*Request*: Retype every entry in its entirety, without alteration.

:: Provided material ::

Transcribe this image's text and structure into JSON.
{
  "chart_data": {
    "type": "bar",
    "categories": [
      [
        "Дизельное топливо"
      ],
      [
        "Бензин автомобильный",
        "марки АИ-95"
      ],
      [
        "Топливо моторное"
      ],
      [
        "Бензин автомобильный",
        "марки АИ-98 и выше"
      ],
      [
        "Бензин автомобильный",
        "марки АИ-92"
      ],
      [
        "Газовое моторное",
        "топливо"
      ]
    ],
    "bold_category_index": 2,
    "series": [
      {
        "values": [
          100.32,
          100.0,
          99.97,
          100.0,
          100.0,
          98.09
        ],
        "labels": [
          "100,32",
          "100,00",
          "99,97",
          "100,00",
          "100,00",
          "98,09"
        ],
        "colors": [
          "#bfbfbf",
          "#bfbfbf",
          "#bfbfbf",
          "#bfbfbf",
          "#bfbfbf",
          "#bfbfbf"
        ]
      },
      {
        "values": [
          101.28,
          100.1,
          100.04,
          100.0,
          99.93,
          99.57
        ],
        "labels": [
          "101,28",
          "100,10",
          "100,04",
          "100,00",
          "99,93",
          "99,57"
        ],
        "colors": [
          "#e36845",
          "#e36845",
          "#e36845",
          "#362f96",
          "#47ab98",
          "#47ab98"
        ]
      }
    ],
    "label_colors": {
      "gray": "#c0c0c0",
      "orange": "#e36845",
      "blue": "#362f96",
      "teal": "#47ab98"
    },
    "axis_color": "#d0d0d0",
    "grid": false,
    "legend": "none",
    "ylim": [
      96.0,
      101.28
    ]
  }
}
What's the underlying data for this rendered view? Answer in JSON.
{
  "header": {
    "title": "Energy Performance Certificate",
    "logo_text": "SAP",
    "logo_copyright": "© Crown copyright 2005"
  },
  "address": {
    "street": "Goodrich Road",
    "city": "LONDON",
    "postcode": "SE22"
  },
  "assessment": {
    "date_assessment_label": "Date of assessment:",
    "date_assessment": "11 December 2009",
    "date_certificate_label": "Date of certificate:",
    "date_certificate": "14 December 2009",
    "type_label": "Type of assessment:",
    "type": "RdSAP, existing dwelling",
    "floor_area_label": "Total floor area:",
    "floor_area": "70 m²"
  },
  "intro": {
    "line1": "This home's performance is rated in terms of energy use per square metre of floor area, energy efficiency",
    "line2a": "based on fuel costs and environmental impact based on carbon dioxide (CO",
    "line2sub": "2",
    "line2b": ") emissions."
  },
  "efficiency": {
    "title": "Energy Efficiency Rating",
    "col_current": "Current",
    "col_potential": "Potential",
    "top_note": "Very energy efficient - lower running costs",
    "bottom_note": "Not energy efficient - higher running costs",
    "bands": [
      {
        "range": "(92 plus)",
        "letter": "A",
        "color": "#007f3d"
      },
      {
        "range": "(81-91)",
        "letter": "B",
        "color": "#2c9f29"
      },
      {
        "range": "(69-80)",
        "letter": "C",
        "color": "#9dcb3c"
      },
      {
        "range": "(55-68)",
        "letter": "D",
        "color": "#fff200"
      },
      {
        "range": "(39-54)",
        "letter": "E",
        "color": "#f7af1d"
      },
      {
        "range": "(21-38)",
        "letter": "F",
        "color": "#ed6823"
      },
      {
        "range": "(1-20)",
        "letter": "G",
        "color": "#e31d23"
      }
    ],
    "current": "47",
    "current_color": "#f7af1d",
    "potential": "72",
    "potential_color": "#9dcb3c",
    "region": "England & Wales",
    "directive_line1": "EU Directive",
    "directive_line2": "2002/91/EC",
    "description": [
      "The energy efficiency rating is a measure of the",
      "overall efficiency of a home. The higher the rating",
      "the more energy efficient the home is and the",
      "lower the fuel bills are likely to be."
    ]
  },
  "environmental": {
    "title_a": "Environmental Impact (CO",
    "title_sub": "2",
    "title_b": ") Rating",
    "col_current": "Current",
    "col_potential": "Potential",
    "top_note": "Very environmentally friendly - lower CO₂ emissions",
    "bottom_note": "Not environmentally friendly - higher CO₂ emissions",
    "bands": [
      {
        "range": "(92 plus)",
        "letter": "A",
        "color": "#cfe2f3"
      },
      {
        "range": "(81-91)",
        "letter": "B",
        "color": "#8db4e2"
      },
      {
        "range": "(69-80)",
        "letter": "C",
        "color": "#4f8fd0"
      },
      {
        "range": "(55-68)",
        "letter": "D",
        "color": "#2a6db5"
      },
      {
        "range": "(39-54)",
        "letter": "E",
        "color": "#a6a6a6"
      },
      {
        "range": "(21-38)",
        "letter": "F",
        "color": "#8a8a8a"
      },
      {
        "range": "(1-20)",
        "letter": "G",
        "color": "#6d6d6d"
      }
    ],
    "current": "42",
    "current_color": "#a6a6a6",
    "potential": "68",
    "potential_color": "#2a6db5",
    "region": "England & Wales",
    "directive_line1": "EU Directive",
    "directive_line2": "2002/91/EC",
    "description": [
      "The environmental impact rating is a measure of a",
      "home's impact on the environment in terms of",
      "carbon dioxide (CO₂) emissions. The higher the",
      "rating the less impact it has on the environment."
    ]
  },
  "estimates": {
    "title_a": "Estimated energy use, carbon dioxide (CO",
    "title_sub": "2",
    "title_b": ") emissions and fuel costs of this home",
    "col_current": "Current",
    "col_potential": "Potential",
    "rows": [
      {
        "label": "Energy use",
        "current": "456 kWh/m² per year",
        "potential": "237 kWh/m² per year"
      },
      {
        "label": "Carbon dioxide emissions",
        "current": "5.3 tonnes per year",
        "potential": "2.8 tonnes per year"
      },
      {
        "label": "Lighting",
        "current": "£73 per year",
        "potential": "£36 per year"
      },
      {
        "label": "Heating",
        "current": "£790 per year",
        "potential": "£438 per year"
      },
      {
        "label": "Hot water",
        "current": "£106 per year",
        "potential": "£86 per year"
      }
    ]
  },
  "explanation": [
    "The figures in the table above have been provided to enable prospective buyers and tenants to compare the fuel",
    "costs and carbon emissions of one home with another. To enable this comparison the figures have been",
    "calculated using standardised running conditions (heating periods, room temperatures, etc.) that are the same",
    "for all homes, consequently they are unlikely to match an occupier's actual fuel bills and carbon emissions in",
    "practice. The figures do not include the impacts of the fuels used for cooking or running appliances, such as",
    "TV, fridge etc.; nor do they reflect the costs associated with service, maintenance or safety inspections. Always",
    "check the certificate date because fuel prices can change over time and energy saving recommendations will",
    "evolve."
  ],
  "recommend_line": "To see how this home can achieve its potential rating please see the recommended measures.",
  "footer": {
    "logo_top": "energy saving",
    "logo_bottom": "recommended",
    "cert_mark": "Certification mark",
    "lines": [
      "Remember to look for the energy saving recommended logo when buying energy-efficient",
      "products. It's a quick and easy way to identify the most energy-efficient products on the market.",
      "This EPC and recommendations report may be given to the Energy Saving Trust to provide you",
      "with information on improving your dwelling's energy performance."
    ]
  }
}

:::

*Written response*:
Transcribe this image's text and structure into JSON.
{
  "chart_data": {
    "type": "bar",
    "categories": [
      [
        "Дизельное топливо"
      ],
      [
        "Бензин автомобильный",
        "марки АИ-95"
      ],
      [
        "Топливо моторное"
      ],
      [
        "Бензин автомобильный",
        "марки АИ-98 и выше"
      ],
      [
        "Бензин автомобильный",
        "марки АИ-92"
      ],
      [
        "Газовое моторное",
        "топливо"
      ]
    ],
    "bold_category_index": 2,
    "series": [
      {
        "values": [
          100.32,
          100.0,
          99.97,
          100.0,
          100.0,
          98.09
        ],
        "labels": [
          "100,32",
          "100,00",
          "99,97",
          "100,00",
          "100,00",
          "98,09"
        ],
        "colors": [
          "#bfbfbf",
          "#bfbfbf",
          "#bfbfbf",
          "#bfbfbf",
          "#bfbfbf",
          "#bfbfbf"
        ]
      },
      {
        "values": [
          101.28,
          100.1,
          100.04,
          100.0,
          99.93,
          99.57
        ],
        "labels": [
          "101,28",
          "100,10",
          "100,04",
          "100,00",
          "99,93",
          "99,57"
        ],
        "colors": [
          "#e36845",
          "#e36845",
          "#e36845",
          "#362f96",
          "#47ab98",
          "#47ab98"
        ]
      }
    ],
    "label_colors": {
      "gray": "#c0c0c0",
      "orange": "#e36845",
      "blue": "#362f96",
      "teal": "#47ab98"
    },
    "axis_color": "#d0d0d0",
    "grid": false,
    "legend": "none",
    "ylim": [
      96.0,
      101.28
    ]
  }
}
What's the underlying data for this rendered view? Answer in JSON.
{
  "header": {
    "title": "Energy Performance Certificate",
    "logo_text": "SAP",
    "logo_copyright": "© Crown copyright 2005"
  },
  "address": {
    "street": "Goodrich Road",
    "city": "LONDON",
    "postcode": "SE22"
  },
  "assessment": {
    "date_assessment_label": "Date of assessment:",
    "date_assessment": "11 December 2009",
    "date_certificate_label": "Date of certificate:",
    "date_certificate": "14 December 2009",
    "type_label": "Type of assessment:",
    "type": "RdSAP, existing dwelling",
    "floor_area_label": "Total floor area:",
    "floor_area": "70 m²"
  },
  "intro": {
    "line1": "This home's performance is rated in terms of energy use per square metre of floor area, energy efficiency",
    "line2a": "based on fuel costs and environmental impact based on carbon dioxide (CO",
    "line2sub": "2",
    "line2b": ") emissions."
  },
  "efficiency": {
    "title": "Energy Efficiency Rating",
    "col_current": "Current",
    "col_potential": "Potential",
    "top_note": "Very energy efficient - lower running costs",
    "bottom_note": "Not energy efficient - higher running costs",
    "bands": [
      {
        "range": "(92 plus)",
        "letter": "A",
        "color": "#007f3d"
      },
      {
        "range": "(81-91)",
        "letter": "B",
        "color": "#2c9f29"
      },
      {
        "range": "(69-80)",
        "letter": "C",
        "color": "#9dcb3c"
      },
      {
        "range": "(55-68)",
        "letter": "D",
        "color": "#fff200"
      },
      {
        "range": "(39-54)",
        "letter": "E",
        "color": "#f7af1d"
      },
      {
        "range": "(21-38)",
        "letter": "F",
        "color": "#ed6823"
      },
      {
        "range": "(1-20)",
        "letter": "G",
        "color": "#e31d23"
      }
    ],
    "current": "47",
    "current_color": "#f7af1d",
    "potential": "72",
    "potential_color": "#9dcb3c",
    "region": "England & Wales",
    "directive_line1": "EU Directive",
    "directive_line2": "2002/91/EC",
    "description": [
      "The energy efficiency rating is a measure of the",
      "overall efficiency of a home. The higher the rating",
      "the more energy efficient the home is and the",
      "lower the fuel bills are likely to be."
    ]
  },
  "environmental": {
    "title_a": "Environmental Impact (CO",
    "title_sub": "2",
    "title_b": ") Rating",
    "col_current": "Current",
    "col_potential": "Potential",
    "top_note": "Very environmentally friendly - lower CO₂ emissions",
    "bottom_note": "Not environmentally friendly - higher CO₂ emissions",
    "bands": [
      {
        "range": "(92 plus)",
        "letter": "A",
        "color": "#cfe2f3"
      },
      {
        "range": "(81-91)",
        "letter": "B",
        "color": "#8db4e2"
      },
      {
        "range": "(69-80)",
        "letter": "C",
        "color": "#4f8fd0"
      },
      {
        "range": "(55-68)",
        "letter": "D",
        "color": "#2a6db5"
      },
      {
        "range": "(39-54)",
        "letter": "E",
        "color": "#a6a6a6"
      },
      {
        "range": "(21-38)",
        "letter": "F",
        "color": "#8a8a8a"
      },
      {
        "range": "(1-20)",
        "letter": "G",
        "color": "#6d6d6d"
      }
    ],
    "current": "42",
    "current_color": "#a6a6a6",
    "potential": "68",
    "potential_color": "#2a6db5",
    "region": "England & Wales",
    "directive_line1": "EU Directive",
    "directive_line2": "2002/91/EC",
    "description": [
      "The environmental impact rating is a measure of a",
      "home's impact on the environment in terms of",
      "carbon dioxide (CO₂) emissions. The higher the",
      "rating the less impact it has on the environment."
    ]
  },
  "estimates": {
    "title_a": "Estimated energy use, carbon dioxide (CO",
    "title_sub": "2",
    "title_b": ") emissions and fuel costs of this home",
    "col_current": "Current",
    "col_potential": "Potential",
    "rows": [
      {
        "label": "Energy use",
        "current": "456 kWh/m² per year",
        "potential": "237 kWh/m² per year"
      },
      {
        "label": "Carbon dioxide emissions",
        "current": "5.3 tonnes per year",
        "potential": "2.8 tonnes per year"
      },
      {
        "label": "Lighting",
        "current": "£73 per year",
        "potential": "£36 per year"
      },
      {
        "label": "Heating",
        "current": "£790 per year",
        "potential": "£438 per year"
      },
      {
        "label": "Hot water",
        "current": "£106 per year",
        "potential": "£86 per year"
      }
    ]
  },
  "explanation": [
    "The figures in the table above have been provided to enable prospective buyers and tenants to compare the fuel",
    "costs and carbon emissions of one home with another. To enable this comparison the figures have been",
    "calculated using standardised running conditions (heating periods, room temperatures, etc.) that are the same",
    "for all homes, consequently they are unlikely to match an occupier's actual fuel bills and carbon emissions in",
    "practice. The figures do not include the impacts of the fuels used for cooking or running appliances, such as",
    "TV, fridge etc.; nor do they reflect the costs associated with service, maintenance or safety inspections. Always",
    "check the certificate date because fuel prices can change over time and energy saving recommendations will",
    "evolve."
  ],
  "recommend_line": "To see how this home can achieve its potential rating please see the recommended measures.",
  "footer": {
    "logo_top": "energy saving",
    "logo_bottom": "recommended",
    "cert_mark": "Certification mark",
    "lines": [
      "Remember to look for the energy saving recommended logo when buying energy-efficient",
      "products. It's a quick and easy way to identify the most energy-efficient products on the market.",
      "This EPC and recommendations report may be given to the Energy Saving Trust to provide you",
      "with information on improving your dwelling's energy performance."
    ]
  }
}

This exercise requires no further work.